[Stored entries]

⁂

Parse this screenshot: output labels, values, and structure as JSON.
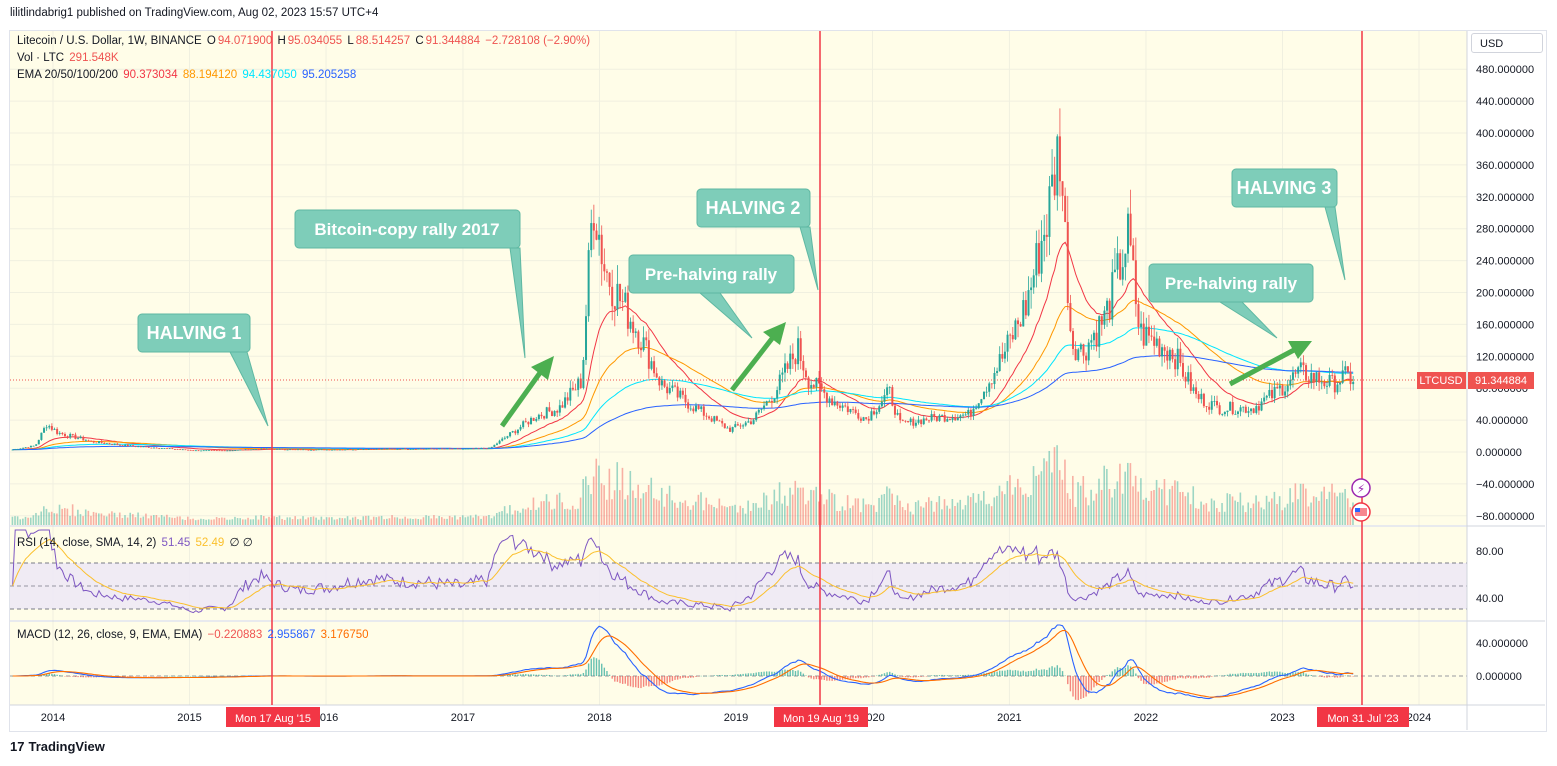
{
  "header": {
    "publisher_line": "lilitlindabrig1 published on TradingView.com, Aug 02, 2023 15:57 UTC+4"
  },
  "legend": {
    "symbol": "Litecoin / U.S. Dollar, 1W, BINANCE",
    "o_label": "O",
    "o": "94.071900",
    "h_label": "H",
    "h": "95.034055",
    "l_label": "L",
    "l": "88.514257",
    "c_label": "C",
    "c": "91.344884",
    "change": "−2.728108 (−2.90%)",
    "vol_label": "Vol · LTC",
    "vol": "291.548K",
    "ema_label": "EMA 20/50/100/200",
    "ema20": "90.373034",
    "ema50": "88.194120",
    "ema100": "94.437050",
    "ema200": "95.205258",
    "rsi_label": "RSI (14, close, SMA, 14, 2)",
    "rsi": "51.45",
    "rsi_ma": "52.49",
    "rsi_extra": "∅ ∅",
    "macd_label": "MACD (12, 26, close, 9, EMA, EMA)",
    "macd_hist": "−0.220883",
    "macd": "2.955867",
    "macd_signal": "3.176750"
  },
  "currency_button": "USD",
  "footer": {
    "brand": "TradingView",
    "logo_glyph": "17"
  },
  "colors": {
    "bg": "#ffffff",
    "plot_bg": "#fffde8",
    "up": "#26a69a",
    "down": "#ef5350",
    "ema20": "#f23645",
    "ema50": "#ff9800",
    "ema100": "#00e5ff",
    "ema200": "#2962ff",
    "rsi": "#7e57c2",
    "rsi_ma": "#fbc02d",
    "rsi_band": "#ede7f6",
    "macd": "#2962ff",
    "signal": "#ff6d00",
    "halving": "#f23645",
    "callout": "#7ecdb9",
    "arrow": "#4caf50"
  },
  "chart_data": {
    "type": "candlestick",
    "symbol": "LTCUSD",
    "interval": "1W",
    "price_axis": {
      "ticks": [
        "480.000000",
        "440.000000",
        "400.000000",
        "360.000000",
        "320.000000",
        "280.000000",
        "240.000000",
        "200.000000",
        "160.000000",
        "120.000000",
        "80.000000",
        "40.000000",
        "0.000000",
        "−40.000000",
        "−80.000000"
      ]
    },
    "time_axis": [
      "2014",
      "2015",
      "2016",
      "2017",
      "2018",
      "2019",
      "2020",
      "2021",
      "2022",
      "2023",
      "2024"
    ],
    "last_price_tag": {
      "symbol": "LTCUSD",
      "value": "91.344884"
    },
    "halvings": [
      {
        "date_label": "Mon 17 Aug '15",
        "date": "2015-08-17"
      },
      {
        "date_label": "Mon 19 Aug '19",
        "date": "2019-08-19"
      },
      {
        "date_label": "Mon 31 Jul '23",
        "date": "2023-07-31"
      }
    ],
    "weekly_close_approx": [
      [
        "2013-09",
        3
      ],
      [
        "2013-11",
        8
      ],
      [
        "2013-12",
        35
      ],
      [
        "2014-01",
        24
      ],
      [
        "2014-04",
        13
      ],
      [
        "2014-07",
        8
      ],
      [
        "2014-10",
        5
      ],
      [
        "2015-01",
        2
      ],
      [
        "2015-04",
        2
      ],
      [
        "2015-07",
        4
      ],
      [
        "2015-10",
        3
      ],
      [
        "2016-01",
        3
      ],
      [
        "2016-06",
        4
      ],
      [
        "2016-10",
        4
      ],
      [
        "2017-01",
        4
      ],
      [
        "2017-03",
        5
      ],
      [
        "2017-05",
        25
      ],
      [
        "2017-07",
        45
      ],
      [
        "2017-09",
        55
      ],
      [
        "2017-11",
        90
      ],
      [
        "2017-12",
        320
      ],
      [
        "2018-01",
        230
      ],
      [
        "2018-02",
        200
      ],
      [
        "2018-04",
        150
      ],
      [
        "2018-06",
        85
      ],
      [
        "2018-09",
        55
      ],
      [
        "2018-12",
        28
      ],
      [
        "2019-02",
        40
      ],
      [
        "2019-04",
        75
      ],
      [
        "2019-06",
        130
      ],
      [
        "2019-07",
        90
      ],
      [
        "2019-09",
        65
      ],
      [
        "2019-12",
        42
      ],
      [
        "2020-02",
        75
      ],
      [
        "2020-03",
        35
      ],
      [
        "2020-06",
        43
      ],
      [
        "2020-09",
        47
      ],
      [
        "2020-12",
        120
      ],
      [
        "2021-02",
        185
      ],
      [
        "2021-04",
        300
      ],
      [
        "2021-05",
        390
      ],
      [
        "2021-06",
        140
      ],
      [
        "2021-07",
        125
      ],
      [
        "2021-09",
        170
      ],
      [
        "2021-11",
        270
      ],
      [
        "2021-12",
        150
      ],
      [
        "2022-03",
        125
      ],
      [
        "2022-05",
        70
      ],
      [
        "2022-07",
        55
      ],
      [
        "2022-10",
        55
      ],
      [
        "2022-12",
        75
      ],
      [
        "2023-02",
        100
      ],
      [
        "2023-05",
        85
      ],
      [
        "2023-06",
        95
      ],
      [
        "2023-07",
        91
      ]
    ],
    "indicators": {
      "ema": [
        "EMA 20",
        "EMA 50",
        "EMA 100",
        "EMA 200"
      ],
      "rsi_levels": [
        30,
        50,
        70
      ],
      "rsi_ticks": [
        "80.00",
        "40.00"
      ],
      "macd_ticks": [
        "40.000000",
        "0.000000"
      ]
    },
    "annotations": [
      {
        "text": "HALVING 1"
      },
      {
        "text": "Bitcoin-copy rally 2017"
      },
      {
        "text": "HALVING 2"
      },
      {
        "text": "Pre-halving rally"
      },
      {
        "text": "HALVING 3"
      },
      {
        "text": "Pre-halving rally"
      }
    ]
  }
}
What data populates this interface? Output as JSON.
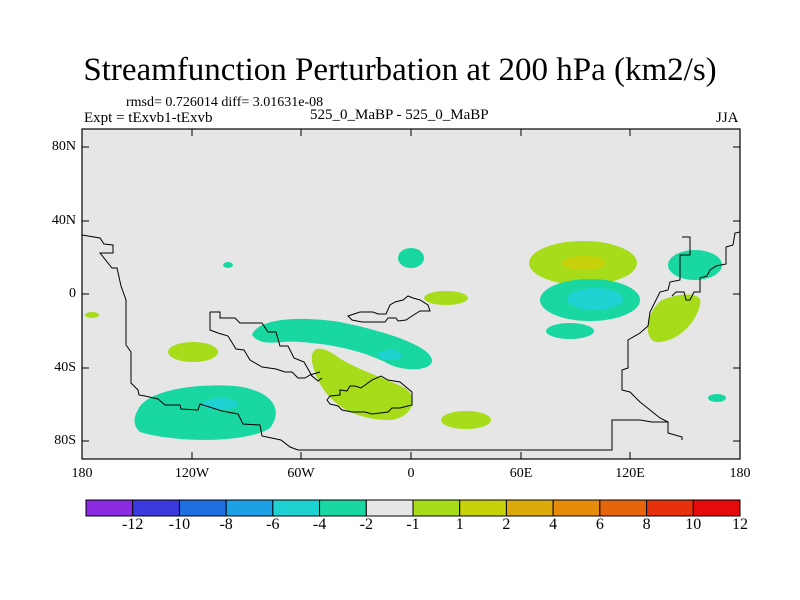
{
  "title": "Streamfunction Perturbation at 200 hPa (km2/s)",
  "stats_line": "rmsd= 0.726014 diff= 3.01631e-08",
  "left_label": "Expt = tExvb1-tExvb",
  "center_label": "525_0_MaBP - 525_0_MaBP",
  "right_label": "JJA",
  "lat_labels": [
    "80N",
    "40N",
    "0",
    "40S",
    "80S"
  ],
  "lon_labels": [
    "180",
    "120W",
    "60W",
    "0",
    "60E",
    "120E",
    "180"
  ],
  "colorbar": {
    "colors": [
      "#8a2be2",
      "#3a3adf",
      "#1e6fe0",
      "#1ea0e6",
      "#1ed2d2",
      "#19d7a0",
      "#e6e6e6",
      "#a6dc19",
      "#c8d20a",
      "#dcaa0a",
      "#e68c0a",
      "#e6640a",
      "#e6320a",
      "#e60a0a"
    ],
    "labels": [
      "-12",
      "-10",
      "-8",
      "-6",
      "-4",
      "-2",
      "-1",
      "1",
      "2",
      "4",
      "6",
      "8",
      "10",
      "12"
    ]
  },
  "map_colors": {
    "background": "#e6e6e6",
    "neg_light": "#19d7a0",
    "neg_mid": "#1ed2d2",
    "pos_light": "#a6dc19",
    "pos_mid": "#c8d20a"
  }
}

⁂

YOUR INSTRUCTIONS =
Copy everything in the records above except the pictures, exactly as written.

TASK OUTPUT =
Parse this screenshot: output labels, values, and structure as JSON.
{
  "header": {
    "publisher_line": "lilitlindabrig1 published on TradingView.com, Aug 02, 2023 15:57 UTC+4"
  },
  "legend": {
    "symbol": "Litecoin / U.S. Dollar, 1W, BINANCE",
    "o_label": "O",
    "o": "94.071900",
    "h_label": "H",
    "h": "95.034055",
    "l_label": "L",
    "l": "88.514257",
    "c_label": "C",
    "c": "91.344884",
    "change": "−2.728108 (−2.90%)",
    "vol_label": "Vol · LTC",
    "vol": "291.548K",
    "ema_label": "EMA 20/50/100/200",
    "ema20": "90.373034",
    "ema50": "88.194120",
    "ema100": "94.437050",
    "ema200": "95.205258",
    "rsi_label": "RSI (14, close, SMA, 14, 2)",
    "rsi": "51.45",
    "rsi_ma": "52.49",
    "rsi_extra": "∅ ∅",
    "macd_label": "MACD (12, 26, close, 9, EMA, EMA)",
    "macd_hist": "−0.220883",
    "macd": "2.955867",
    "macd_signal": "3.176750"
  },
  "currency_button": "USD",
  "footer": {
    "brand": "TradingView",
    "logo_glyph": "17"
  },
  "colors": {
    "bg": "#ffffff",
    "plot_bg": "#fffde8",
    "up": "#26a69a",
    "down": "#ef5350",
    "ema20": "#f23645",
    "ema50": "#ff9800",
    "ema100": "#00e5ff",
    "ema200": "#2962ff",
    "rsi": "#7e57c2",
    "rsi_ma": "#fbc02d",
    "rsi_band": "#ede7f6",
    "macd": "#2962ff",
    "signal": "#ff6d00",
    "halving": "#f23645",
    "callout": "#7ecdb9",
    "arrow": "#4caf50"
  },
  "chart_data": {
    "type": "candlestick",
    "symbol": "LTCUSD",
    "interval": "1W",
    "price_axis": {
      "ticks": [
        "480.000000",
        "440.000000",
        "400.000000",
        "360.000000",
        "320.000000",
        "280.000000",
        "240.000000",
        "200.000000",
        "160.000000",
        "120.000000",
        "80.000000",
        "40.000000",
        "0.000000",
        "−40.000000",
        "−80.000000"
      ]
    },
    "time_axis": [
      "2014",
      "2015",
      "2016",
      "2017",
      "2018",
      "2019",
      "2020",
      "2021",
      "2022",
      "2023",
      "2024"
    ],
    "last_price_tag": {
      "symbol": "LTCUSD",
      "value": "91.344884"
    },
    "halvings": [
      {
        "date_label": "Mon 17 Aug '15",
        "date": "2015-08-17"
      },
      {
        "date_label": "Mon 19 Aug '19",
        "date": "2019-08-19"
      },
      {
        "date_label": "Mon 31 Jul '23",
        "date": "2023-07-31"
      }
    ],
    "weekly_close_approx": [
      [
        "2013-09",
        3
      ],
      [
        "2013-11",
        8
      ],
      [
        "2013-12",
        35
      ],
      [
        "2014-01",
        24
      ],
      [
        "2014-04",
        13
      ],
      [
        "2014-07",
        8
      ],
      [
        "2014-10",
        5
      ],
      [
        "2015-01",
        2
      ],
      [
        "2015-04",
        2
      ],
      [
        "2015-07",
        4
      ],
      [
        "2015-10",
        3
      ],
      [
        "2016-01",
        3
      ],
      [
        "2016-06",
        4
      ],
      [
        "2016-10",
        4
      ],
      [
        "2017-01",
        4
      ],
      [
        "2017-03",
        5
      ],
      [
        "2017-05",
        25
      ],
      [
        "2017-07",
        45
      ],
      [
        "2017-09",
        55
      ],
      [
        "2017-11",
        90
      ],
      [
        "2017-12",
        320
      ],
      [
        "2018-01",
        230
      ],
      [
        "2018-02",
        200
      ],
      [
        "2018-04",
        150
      ],
      [
        "2018-06",
        85
      ],
      [
        "2018-09",
        55
      ],
      [
        "2018-12",
        28
      ],
      [
        "2019-02",
        40
      ],
      [
        "2019-04",
        75
      ],
      [
        "2019-06",
        130
      ],
      [
        "2019-07",
        90
      ],
      [
        "2019-09",
        65
      ],
      [
        "2019-12",
        42
      ],
      [
        "2020-02",
        75
      ],
      [
        "2020-03",
        35
      ],
      [
        "2020-06",
        43
      ],
      [
        "2020-09",
        47
      ],
      [
        "2020-12",
        120
      ],
      [
        "2021-02",
        185
      ],
      [
        "2021-04",
        300
      ],
      [
        "2021-05",
        390
      ],
      [
        "2021-06",
        140
      ],
      [
        "2021-07",
        125
      ],
      [
        "2021-09",
        170
      ],
      [
        "2021-11",
        270
      ],
      [
        "2021-12",
        150
      ],
      [
        "2022-03",
        125
      ],
      [
        "2022-05",
        70
      ],
      [
        "2022-07",
        55
      ],
      [
        "2022-10",
        55
      ],
      [
        "2022-12",
        75
      ],
      [
        "2023-02",
        100
      ],
      [
        "2023-05",
        85
      ],
      [
        "2023-06",
        95
      ],
      [
        "2023-07",
        91
      ]
    ],
    "indicators": {
      "ema": [
        "EMA 20",
        "EMA 50",
        "EMA 100",
        "EMA 200"
      ],
      "rsi_levels": [
        30,
        50,
        70
      ],
      "rsi_ticks": [
        "80.00",
        "40.00"
      ],
      "macd_ticks": [
        "40.000000",
        "0.000000"
      ]
    },
    "annotations": [
      {
        "text": "HALVING 1"
      },
      {
        "text": "Bitcoin-copy rally 2017"
      },
      {
        "text": "HALVING 2"
      },
      {
        "text": "Pre-halving rally"
      },
      {
        "text": "HALVING 3"
      },
      {
        "text": "Pre-halving rally"
      }
    ]
  }
}
What data populates this interface? Output as JSON.
{
  "title": "Streamfunction Perturbation at 200 hPa (km2/s)",
  "stats_line": "rmsd= 0.726014 diff= 3.01631e-08",
  "left_label": "Expt = tExvb1-tExvb",
  "center_label": "525_0_MaBP - 525_0_MaBP",
  "right_label": "JJA",
  "lat_labels": [
    "80N",
    "40N",
    "0",
    "40S",
    "80S"
  ],
  "lon_labels": [
    "180",
    "120W",
    "60W",
    "0",
    "60E",
    "120E",
    "180"
  ],
  "colorbar": {
    "colors": [
      "#8a2be2",
      "#3a3adf",
      "#1e6fe0",
      "#1ea0e6",
      "#1ed2d2",
      "#19d7a0",
      "#e6e6e6",
      "#a6dc19",
      "#c8d20a",
      "#dcaa0a",
      "#e68c0a",
      "#e6640a",
      "#e6320a",
      "#e60a0a"
    ],
    "labels": [
      "-12",
      "-10",
      "-8",
      "-6",
      "-4",
      "-2",
      "-1",
      "1",
      "2",
      "4",
      "6",
      "8",
      "10",
      "12"
    ]
  },
  "map_colors": {
    "background": "#e6e6e6",
    "neg_light": "#19d7a0",
    "neg_mid": "#1ed2d2",
    "pos_light": "#a6dc19",
    "pos_mid": "#c8d20a"
  }
}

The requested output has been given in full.